Verbatim reproduction of the entries is required; images must be omitted.

◆ **Figure collection entries**
┄┄┄┄┄┄┄┄┄┄

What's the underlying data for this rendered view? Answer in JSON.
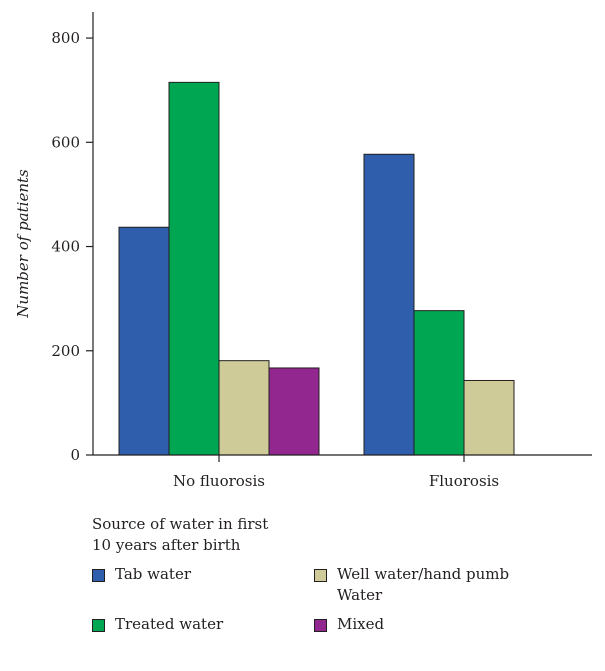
{
  "chart_data": {
    "type": "bar",
    "categories": [
      "No fluorosis",
      "Fluorosis"
    ],
    "series": [
      {
        "name": "Tab water",
        "values": [
          437,
          577
        ],
        "color": "#2e5eac"
      },
      {
        "name": "Treated water",
        "values": [
          715,
          277
        ],
        "color": "#00a651"
      },
      {
        "name": "Well water/hand pumb Water",
        "values": [
          181,
          143
        ],
        "color": "#cfcb98"
      },
      {
        "name": "Mixed",
        "values": [
          167,
          null
        ],
        "color": "#92278f"
      }
    ],
    "ylabel": "Number of patients",
    "xlabel": "",
    "ylim": [
      0,
      850
    ],
    "yticks": [
      0,
      200,
      400,
      600,
      800
    ],
    "legend": {
      "title": "Source of water in first 10 years after birth",
      "placement": "bottom-left"
    }
  }
}
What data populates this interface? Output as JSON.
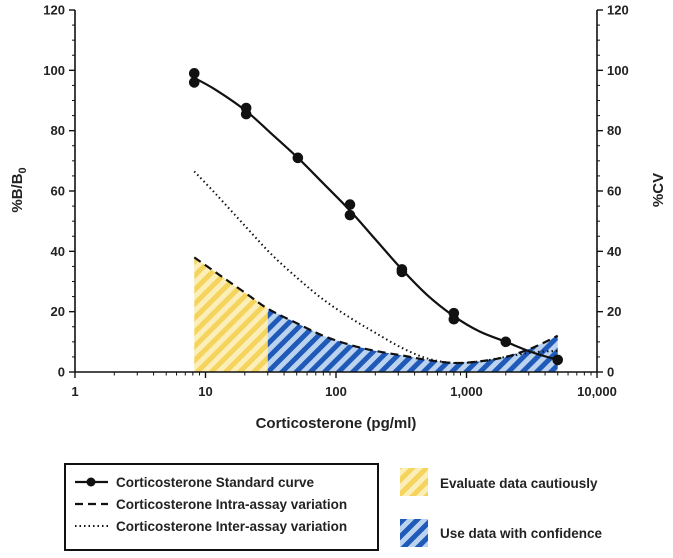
{
  "chart_data": {
    "type": "line",
    "x_scale": "log",
    "xlim": [
      1,
      10000
    ],
    "ylim": [
      0,
      120
    ],
    "y2lim": [
      0,
      120
    ],
    "xlabel": "Corticosterone (pg/ml)",
    "ylabel_main": "%B/B",
    "ylabel_sub": "0",
    "y2label": "%CV",
    "x_ticks": [
      {
        "value": 1,
        "label": "1"
      },
      {
        "value": 10,
        "label": "10"
      },
      {
        "value": 100,
        "label": "100"
      },
      {
        "value": 1000,
        "label": "1,000"
      },
      {
        "value": 10000,
        "label": "10,000"
      }
    ],
    "y_ticks": [
      0,
      20,
      40,
      60,
      80,
      100,
      120
    ],
    "y_tick_labels": [
      "0",
      "20",
      "40",
      "60",
      "80",
      "100",
      "120"
    ],
    "y2_tick_labels": [
      "0",
      "20",
      "40",
      "60",
      "80",
      "100",
      "120"
    ],
    "standard_points": [
      {
        "x": 8.2,
        "y": 99
      },
      {
        "x": 8.2,
        "y": 96
      },
      {
        "x": 20.5,
        "y": 87.5
      },
      {
        "x": 20.5,
        "y": 85.5
      },
      {
        "x": 51,
        "y": 71
      },
      {
        "x": 128,
        "y": 55.5
      },
      {
        "x": 128,
        "y": 52
      },
      {
        "x": 320,
        "y": 34
      },
      {
        "x": 320,
        "y": 33.2
      },
      {
        "x": 800,
        "y": 19.5
      },
      {
        "x": 800,
        "y": 17.5
      },
      {
        "x": 2000,
        "y": 10
      },
      {
        "x": 5000,
        "y": 4
      }
    ],
    "series": [
      {
        "name": "Corticosterone Standard curve",
        "style": "solid-with-markers",
        "x": [
          8.2,
          12,
          20.5,
          32,
          51,
          80,
          128,
          200,
          320,
          500,
          800,
          1250,
          2000,
          3200,
          5000
        ],
        "y": [
          97.5,
          93.5,
          86.5,
          79,
          71,
          62.5,
          53.5,
          44,
          34,
          25.5,
          18.5,
          13.5,
          10,
          6.5,
          4
        ]
      },
      {
        "name": "Corticosterone Intra-assay variation",
        "style": "dashed",
        "x": [
          8.2,
          12,
          20.5,
          30,
          51,
          80,
          128,
          200,
          320,
          500,
          800,
          1250,
          2000,
          3200,
          5000
        ],
        "y": [
          38,
          33,
          26,
          21,
          16,
          12,
          9,
          7,
          5.5,
          4,
          3,
          3.5,
          5,
          8,
          12
        ]
      },
      {
        "name": "Corticosterone Inter-assay variation",
        "style": "dotted",
        "x": [
          8.2,
          12,
          20.5,
          32,
          51,
          80,
          128,
          200,
          320,
          500,
          800,
          1250,
          2000,
          3200,
          5000
        ],
        "y": [
          66.5,
          59,
          48,
          39,
          31,
          24,
          18,
          13,
          8,
          4.5,
          3,
          3.5,
          5,
          6.5,
          7
        ]
      }
    ],
    "regions": [
      {
        "name": "Evaluate data cautiously",
        "x_from": 8.2,
        "x_to": 30,
        "color": "#f5d45e",
        "pattern": "hatch-yellow"
      },
      {
        "name": "Use data with confidence",
        "x_from": 30,
        "x_to": 5000,
        "color": "#1f5ab8",
        "pattern": "hatch-blue"
      }
    ],
    "grid": false
  },
  "legend": {
    "lines": [
      {
        "label": "Corticosterone Standard curve",
        "style": "solid-with-markers"
      },
      {
        "label": "Corticosterone Intra-assay variation",
        "style": "dashed"
      },
      {
        "label": "Corticosterone Inter-assay variation",
        "style": "dotted"
      }
    ],
    "swatches": [
      {
        "label": "Evaluate data cautiously",
        "pattern": "hatch-yellow"
      },
      {
        "label": "Use data with confidence",
        "pattern": "hatch-blue"
      }
    ]
  }
}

┄┄┄┄┄┄┄┄┄┄

◆ **Solution to the exercise**
What's the underlying data for this rendered view? Answer in JSON.
{
  "chart_data": {
    "type": "bar",
    "categories": [
      "No fluorosis",
      "Fluorosis"
    ],
    "series": [
      {
        "name": "Tab water",
        "values": [
          437,
          577
        ],
        "color": "#2e5eac"
      },
      {
        "name": "Treated water",
        "values": [
          715,
          277
        ],
        "color": "#00a651"
      },
      {
        "name": "Well water/hand pumb Water",
        "values": [
          181,
          143
        ],
        "color": "#cfcb98"
      },
      {
        "name": "Mixed",
        "values": [
          167,
          null
        ],
        "color": "#92278f"
      }
    ],
    "ylabel": "Number of patients",
    "xlabel": "",
    "ylim": [
      0,
      850
    ],
    "yticks": [
      0,
      200,
      400,
      600,
      800
    ],
    "legend": {
      "title": "Source of water in first 10 years after birth",
      "placement": "bottom-left"
    }
  }
}
What data populates this interface? Output as JSON.
{
  "chart_data": {
    "type": "line",
    "x_scale": "log",
    "xlim": [
      1,
      10000
    ],
    "ylim": [
      0,
      120
    ],
    "y2lim": [
      0,
      120
    ],
    "xlabel": "Corticosterone (pg/ml)",
    "ylabel_main": "%B/B",
    "ylabel_sub": "0",
    "y2label": "%CV",
    "x_ticks": [
      {
        "value": 1,
        "label": "1"
      },
      {
        "value": 10,
        "label": "10"
      },
      {
        "value": 100,
        "label": "100"
      },
      {
        "value": 1000,
        "label": "1,000"
      },
      {
        "value": 10000,
        "label": "10,000"
      }
    ],
    "y_ticks": [
      0,
      20,
      40,
      60,
      80,
      100,
      120
    ],
    "y_tick_labels": [
      "0",
      "20",
      "40",
      "60",
      "80",
      "100",
      "120"
    ],
    "y2_tick_labels": [
      "0",
      "20",
      "40",
      "60",
      "80",
      "100",
      "120"
    ],
    "standard_points": [
      {
        "x": 8.2,
        "y": 99
      },
      {
        "x": 8.2,
        "y": 96
      },
      {
        "x": 20.5,
        "y": 87.5
      },
      {
        "x": 20.5,
        "y": 85.5
      },
      {
        "x": 51,
        "y": 71
      },
      {
        "x": 128,
        "y": 55.5
      },
      {
        "x": 128,
        "y": 52
      },
      {
        "x": 320,
        "y": 34
      },
      {
        "x": 320,
        "y": 33.2
      },
      {
        "x": 800,
        "y": 19.5
      },
      {
        "x": 800,
        "y": 17.5
      },
      {
        "x": 2000,
        "y": 10
      },
      {
        "x": 5000,
        "y": 4
      }
    ],
    "series": [
      {
        "name": "Corticosterone Standard curve",
        "style": "solid-with-markers",
        "x": [
          8.2,
          12,
          20.5,
          32,
          51,
          80,
          128,
          200,
          320,
          500,
          800,
          1250,
          2000,
          3200,
          5000
        ],
        "y": [
          97.5,
          93.5,
          86.5,
          79,
          71,
          62.5,
          53.5,
          44,
          34,
          25.5,
          18.5,
          13.5,
          10,
          6.5,
          4
        ]
      },
      {
        "name": "Corticosterone Intra-assay variation",
        "style": "dashed",
        "x": [
          8.2,
          12,
          20.5,
          30,
          51,
          80,
          128,
          200,
          320,
          500,
          800,
          1250,
          2000,
          3200,
          5000
        ],
        "y": [
          38,
          33,
          26,
          21,
          16,
          12,
          9,
          7,
          5.5,
          4,
          3,
          3.5,
          5,
          8,
          12
        ]
      },
      {
        "name": "Corticosterone Inter-assay variation",
        "style": "dotted",
        "x": [
          8.2,
          12,
          20.5,
          32,
          51,
          80,
          128,
          200,
          320,
          500,
          800,
          1250,
          2000,
          3200,
          5000
        ],
        "y": [
          66.5,
          59,
          48,
          39,
          31,
          24,
          18,
          13,
          8,
          4.5,
          3,
          3.5,
          5,
          6.5,
          7
        ]
      }
    ],
    "regions": [
      {
        "name": "Evaluate data cautiously",
        "x_from": 8.2,
        "x_to": 30,
        "color": "#f5d45e",
        "pattern": "hatch-yellow"
      },
      {
        "name": "Use data with confidence",
        "x_from": 30,
        "x_to": 5000,
        "color": "#1f5ab8",
        "pattern": "hatch-blue"
      }
    ],
    "grid": false
  },
  "legend": {
    "lines": [
      {
        "label": "Corticosterone Standard curve",
        "style": "solid-with-markers"
      },
      {
        "label": "Corticosterone Intra-assay variation",
        "style": "dashed"
      },
      {
        "label": "Corticosterone Inter-assay variation",
        "style": "dotted"
      }
    ],
    "swatches": [
      {
        "label": "Evaluate data cautiously",
        "pattern": "hatch-yellow"
      },
      {
        "label": "Use data with confidence",
        "pattern": "hatch-blue"
      }
    ]
  }
}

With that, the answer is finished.